**Supplied passage:**
Image: Berries, North Garden, VA, November 2019
Note: Devotion taken from last Sunday's sermon on 1 Kings 20.
“And the king of Israel went to his house heavy and displeased, and came to Samaria” (1 Kings 20:43).
“And the king of Israel went to his house heavy and displeased, and came to Samaria” (1 Kings 20:43).
1 Kings 20 ends with the note that king Ahab went away “heavy
and displeased” (v. 43). This morose state of mind came about after the king
was rebuked by God’s prophet for sparing the life of Israel’s enemy, Benhadad
of Syria. The prophet announces the Lord’s condemnation of Ahab, “Because thou
hast let go out of thy hand a man whom
I had appointed to utter destruction….” (v. 42). The spiritual problem here is that
Ahab had extended unseasonably leniency to an ungodly enemy.
We might draw spiritual lessons from Ahab’s actions. The
Puritans used to speak about “bosom” sins and “darling” sins. These are sins
that are nurtured and held close, which bring compromise and destruction. John
Owen said, “We must kill sin, or sin will kill us.”
If I were to choose a parallel passage from Christ’s teaching
to illustrate this point it would be his teaching in the Sermon on the Mount
when he said, “if thy eye offend thee, pluck it out, and cast it from thee” and
“if thy right hand offend thee, cut it off, and cast, it from thee” (Matt
5:29-30). Holiness requires radical surgery. It requires the removal of “bosom”
and “darling” sins.
There are some interesting descriptions of Ahab in these
final chapters of 1 Kings. Ahab’s spiritual state is debated (cf. 1 Kings
21:27-29). When rebuked here, he walks away “heavy and displeased”. There is never,
however, any sign of Ahab expressing the kind of contrition that David did in
Psalm 51, after he was rebuked by Nathan. Ahab expresses a carnal form of
repentance, but not an “evangelical” form of repentance. The apostle Paul makes
a distinction between “godly” sorrow and “the sorrow of the world” (2 Cor 7:9-10).
May the Lord keep us from unseasonable leniency toward sin
and ungodliness in our lives, and may he grant us “godly sorrow that worketh
repentance to salvation” (2 Cor 7:10) and not mere “worldly” sorrow.

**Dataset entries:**
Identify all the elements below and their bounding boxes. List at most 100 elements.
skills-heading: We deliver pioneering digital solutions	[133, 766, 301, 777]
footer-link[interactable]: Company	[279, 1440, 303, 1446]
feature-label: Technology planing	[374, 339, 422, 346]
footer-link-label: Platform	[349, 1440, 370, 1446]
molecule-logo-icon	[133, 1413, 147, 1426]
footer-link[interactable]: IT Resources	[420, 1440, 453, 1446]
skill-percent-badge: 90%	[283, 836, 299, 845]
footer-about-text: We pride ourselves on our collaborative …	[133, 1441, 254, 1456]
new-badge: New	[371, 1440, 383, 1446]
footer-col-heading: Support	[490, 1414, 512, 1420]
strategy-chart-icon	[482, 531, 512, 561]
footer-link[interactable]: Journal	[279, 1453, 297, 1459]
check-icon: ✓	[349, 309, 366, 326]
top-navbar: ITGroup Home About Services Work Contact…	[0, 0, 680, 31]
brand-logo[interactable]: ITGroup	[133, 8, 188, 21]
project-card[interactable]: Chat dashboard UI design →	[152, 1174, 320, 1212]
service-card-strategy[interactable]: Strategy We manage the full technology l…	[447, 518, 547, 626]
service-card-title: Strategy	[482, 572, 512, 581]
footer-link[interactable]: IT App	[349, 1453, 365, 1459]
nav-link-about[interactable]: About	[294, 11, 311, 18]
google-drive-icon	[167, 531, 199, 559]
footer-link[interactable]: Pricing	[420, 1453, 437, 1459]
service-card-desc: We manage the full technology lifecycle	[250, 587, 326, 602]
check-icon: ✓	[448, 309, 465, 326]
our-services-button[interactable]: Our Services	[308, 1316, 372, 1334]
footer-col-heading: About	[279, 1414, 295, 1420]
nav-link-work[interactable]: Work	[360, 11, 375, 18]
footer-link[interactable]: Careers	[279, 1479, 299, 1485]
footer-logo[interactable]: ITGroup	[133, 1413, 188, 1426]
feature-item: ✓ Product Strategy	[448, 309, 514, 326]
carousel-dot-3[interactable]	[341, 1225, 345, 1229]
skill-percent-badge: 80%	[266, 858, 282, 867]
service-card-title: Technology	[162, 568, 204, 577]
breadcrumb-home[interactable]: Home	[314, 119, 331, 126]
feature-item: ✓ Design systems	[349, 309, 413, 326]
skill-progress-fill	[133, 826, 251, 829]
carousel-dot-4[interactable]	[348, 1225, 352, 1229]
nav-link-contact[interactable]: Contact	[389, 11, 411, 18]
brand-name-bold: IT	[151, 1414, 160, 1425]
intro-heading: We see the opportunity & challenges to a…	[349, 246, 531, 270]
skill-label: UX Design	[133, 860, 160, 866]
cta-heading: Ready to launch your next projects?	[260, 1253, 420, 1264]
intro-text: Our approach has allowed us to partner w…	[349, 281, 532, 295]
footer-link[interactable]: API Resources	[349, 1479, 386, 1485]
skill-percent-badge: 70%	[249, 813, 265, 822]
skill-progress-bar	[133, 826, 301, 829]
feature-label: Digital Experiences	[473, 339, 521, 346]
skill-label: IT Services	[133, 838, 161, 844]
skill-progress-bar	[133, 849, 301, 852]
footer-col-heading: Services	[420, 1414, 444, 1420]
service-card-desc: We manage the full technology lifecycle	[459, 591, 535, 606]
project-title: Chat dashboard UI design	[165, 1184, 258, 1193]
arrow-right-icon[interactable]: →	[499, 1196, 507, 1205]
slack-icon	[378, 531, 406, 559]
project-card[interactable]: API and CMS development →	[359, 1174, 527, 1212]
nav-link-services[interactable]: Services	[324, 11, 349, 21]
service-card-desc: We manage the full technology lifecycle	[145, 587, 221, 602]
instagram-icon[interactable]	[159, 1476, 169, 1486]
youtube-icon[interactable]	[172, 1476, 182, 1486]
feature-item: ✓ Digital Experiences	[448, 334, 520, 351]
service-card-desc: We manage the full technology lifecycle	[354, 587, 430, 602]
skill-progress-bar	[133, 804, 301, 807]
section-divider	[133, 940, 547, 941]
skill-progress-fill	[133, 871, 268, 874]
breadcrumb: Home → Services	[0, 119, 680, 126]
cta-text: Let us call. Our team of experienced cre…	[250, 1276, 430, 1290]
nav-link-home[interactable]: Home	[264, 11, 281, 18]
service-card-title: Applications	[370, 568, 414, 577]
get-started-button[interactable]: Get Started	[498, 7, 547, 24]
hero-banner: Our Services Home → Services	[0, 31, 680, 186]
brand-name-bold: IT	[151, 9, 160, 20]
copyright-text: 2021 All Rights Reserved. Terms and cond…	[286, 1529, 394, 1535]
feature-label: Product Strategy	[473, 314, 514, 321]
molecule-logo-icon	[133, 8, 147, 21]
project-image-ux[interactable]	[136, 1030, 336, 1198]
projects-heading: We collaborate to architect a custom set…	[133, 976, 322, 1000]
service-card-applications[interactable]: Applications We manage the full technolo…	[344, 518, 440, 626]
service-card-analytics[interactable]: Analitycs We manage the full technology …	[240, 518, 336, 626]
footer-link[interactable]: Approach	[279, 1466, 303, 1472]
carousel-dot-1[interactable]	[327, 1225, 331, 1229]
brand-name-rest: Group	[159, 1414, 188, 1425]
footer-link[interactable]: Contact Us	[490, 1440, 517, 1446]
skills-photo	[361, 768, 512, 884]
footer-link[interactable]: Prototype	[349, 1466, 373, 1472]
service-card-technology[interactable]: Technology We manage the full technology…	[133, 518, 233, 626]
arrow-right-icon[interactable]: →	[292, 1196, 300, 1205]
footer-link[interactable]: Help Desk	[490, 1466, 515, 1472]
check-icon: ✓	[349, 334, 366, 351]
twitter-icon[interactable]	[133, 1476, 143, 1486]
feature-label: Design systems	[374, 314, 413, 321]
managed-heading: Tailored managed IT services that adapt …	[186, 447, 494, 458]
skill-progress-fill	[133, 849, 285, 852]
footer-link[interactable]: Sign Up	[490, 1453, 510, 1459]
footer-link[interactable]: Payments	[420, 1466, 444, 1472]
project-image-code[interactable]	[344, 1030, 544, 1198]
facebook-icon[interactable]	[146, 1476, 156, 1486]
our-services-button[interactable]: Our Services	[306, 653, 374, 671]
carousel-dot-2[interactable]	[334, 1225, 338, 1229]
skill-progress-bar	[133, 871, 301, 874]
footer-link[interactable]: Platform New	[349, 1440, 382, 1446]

**What is expected:**
In the devotion on 1 Kings 20, what does John Owen say about sin?

**Result:**
"We must kill sin, or sin will kill us."